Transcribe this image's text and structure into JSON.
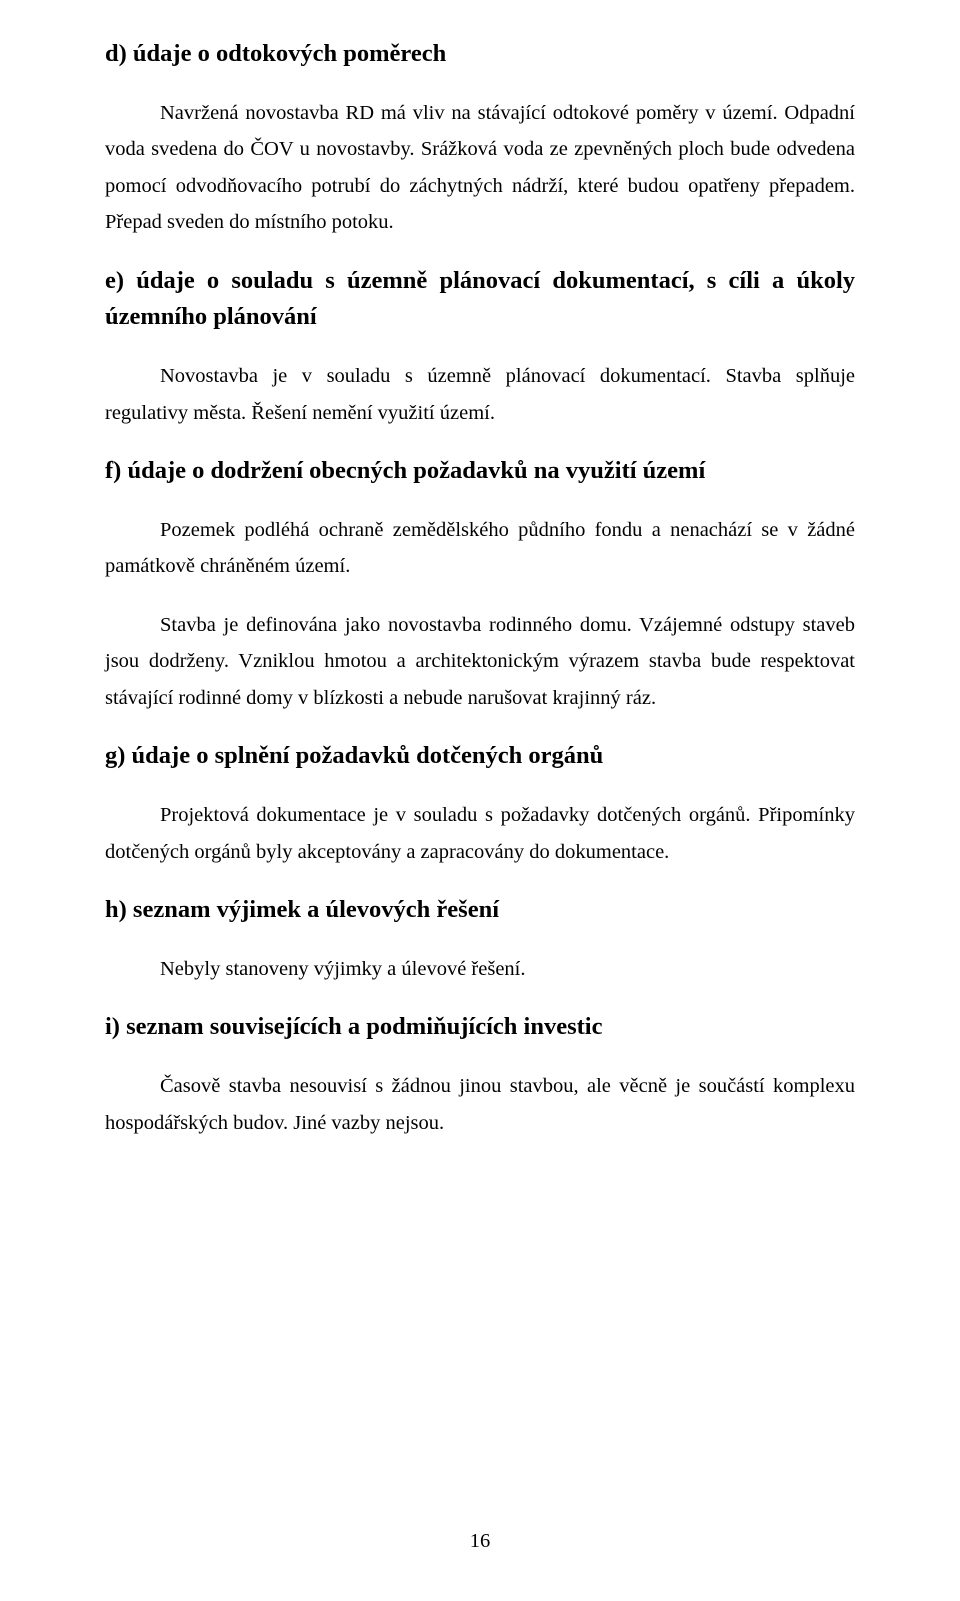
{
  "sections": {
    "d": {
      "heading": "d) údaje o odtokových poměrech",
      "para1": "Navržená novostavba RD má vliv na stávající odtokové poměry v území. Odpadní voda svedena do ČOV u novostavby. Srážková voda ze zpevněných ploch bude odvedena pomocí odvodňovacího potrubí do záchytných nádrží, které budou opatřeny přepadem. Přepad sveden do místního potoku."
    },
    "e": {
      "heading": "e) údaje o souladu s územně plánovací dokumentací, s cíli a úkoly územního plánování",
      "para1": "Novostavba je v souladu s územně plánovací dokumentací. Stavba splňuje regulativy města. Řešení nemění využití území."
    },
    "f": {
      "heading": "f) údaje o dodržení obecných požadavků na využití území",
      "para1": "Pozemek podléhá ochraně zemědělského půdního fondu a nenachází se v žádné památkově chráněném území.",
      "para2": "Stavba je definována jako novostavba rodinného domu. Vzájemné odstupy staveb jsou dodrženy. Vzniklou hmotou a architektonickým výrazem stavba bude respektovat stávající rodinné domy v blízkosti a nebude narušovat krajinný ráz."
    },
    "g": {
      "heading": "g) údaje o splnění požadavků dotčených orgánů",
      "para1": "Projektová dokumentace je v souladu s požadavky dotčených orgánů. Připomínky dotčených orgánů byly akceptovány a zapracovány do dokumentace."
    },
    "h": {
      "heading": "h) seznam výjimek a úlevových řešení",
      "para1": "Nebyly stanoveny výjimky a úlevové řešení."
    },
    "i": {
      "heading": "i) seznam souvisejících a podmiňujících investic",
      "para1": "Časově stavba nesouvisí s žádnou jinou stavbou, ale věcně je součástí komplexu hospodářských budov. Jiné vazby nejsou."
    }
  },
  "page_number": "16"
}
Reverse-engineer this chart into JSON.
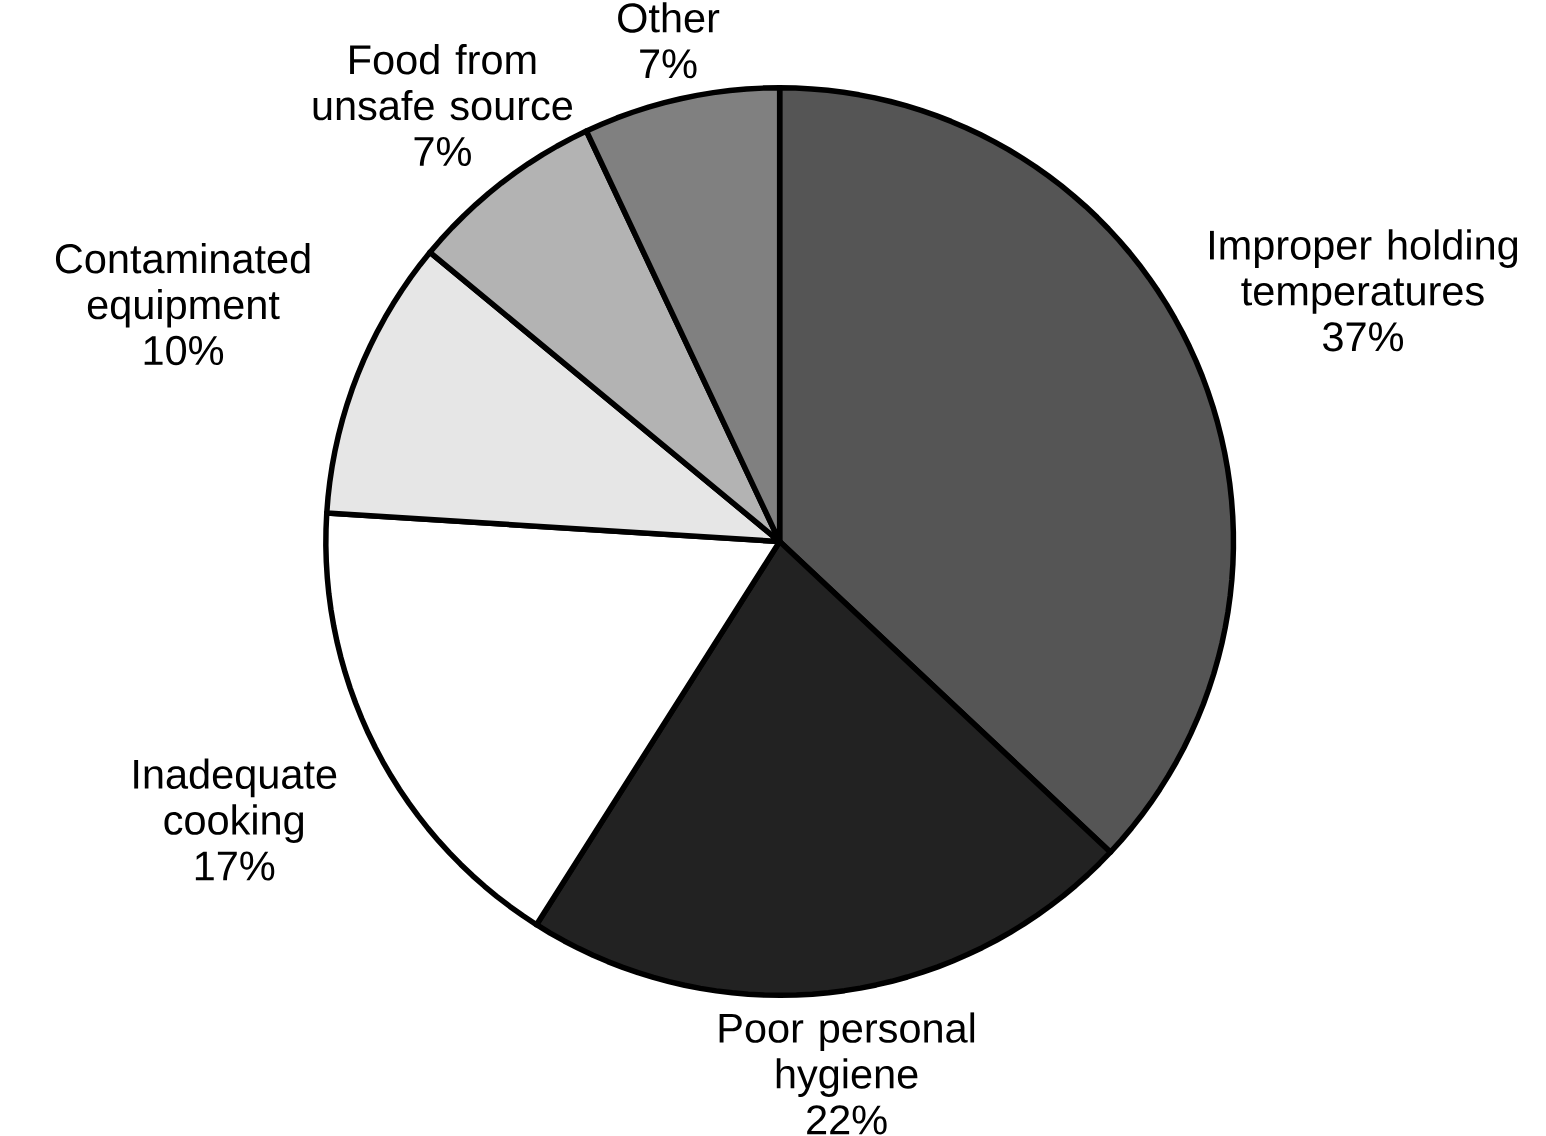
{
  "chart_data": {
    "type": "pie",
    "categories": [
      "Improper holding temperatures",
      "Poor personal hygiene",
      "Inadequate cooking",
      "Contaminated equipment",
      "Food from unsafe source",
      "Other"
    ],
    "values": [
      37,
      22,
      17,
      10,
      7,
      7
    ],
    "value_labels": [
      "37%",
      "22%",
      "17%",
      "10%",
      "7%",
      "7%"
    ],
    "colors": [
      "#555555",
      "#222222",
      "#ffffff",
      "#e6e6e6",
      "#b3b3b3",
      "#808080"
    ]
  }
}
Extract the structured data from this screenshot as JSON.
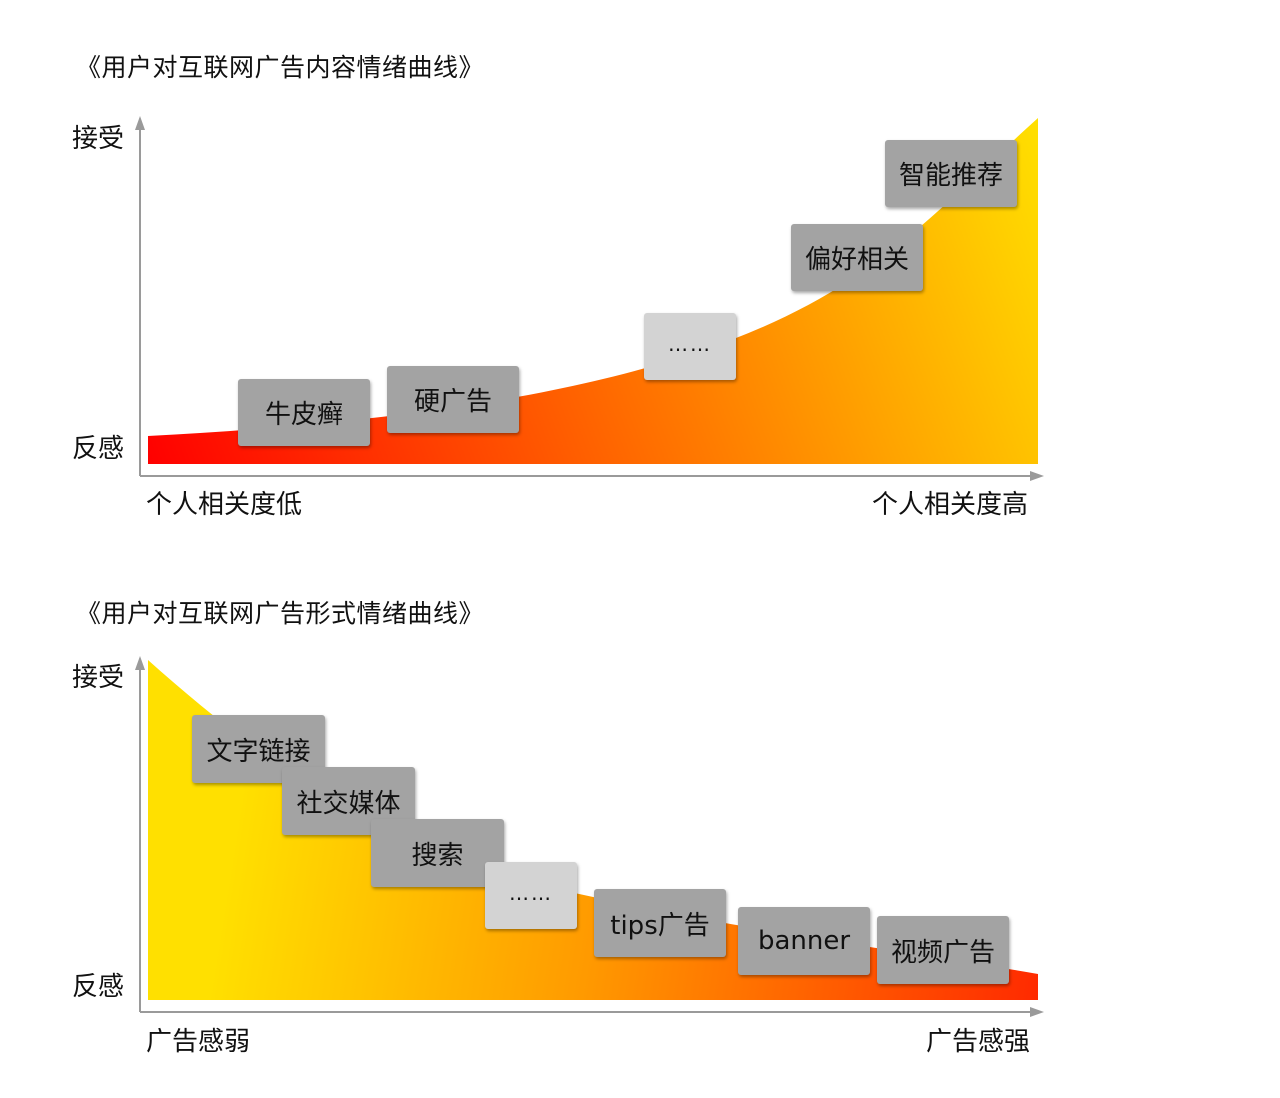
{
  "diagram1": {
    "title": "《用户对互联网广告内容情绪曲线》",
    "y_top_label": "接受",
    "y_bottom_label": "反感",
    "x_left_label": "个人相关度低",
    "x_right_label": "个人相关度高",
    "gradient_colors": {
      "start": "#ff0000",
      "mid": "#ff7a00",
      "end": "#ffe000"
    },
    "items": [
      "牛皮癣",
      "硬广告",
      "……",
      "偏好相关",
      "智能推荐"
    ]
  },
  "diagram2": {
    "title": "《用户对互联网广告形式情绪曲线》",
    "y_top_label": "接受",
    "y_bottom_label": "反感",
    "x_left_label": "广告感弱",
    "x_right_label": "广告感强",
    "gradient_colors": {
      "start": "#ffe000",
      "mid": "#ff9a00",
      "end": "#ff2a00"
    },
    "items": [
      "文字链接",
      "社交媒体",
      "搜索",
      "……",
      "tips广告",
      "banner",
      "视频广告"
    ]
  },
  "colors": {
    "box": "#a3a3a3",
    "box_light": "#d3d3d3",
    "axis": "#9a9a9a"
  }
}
--
▶ **Given instruction**:
Find each line that has the word "title", then copy it out.

▶ **Result**:
    "title": "《用户对互联网广告内容情绪曲线》",
    "title": "《用户对互联网广告形式情绪曲线》",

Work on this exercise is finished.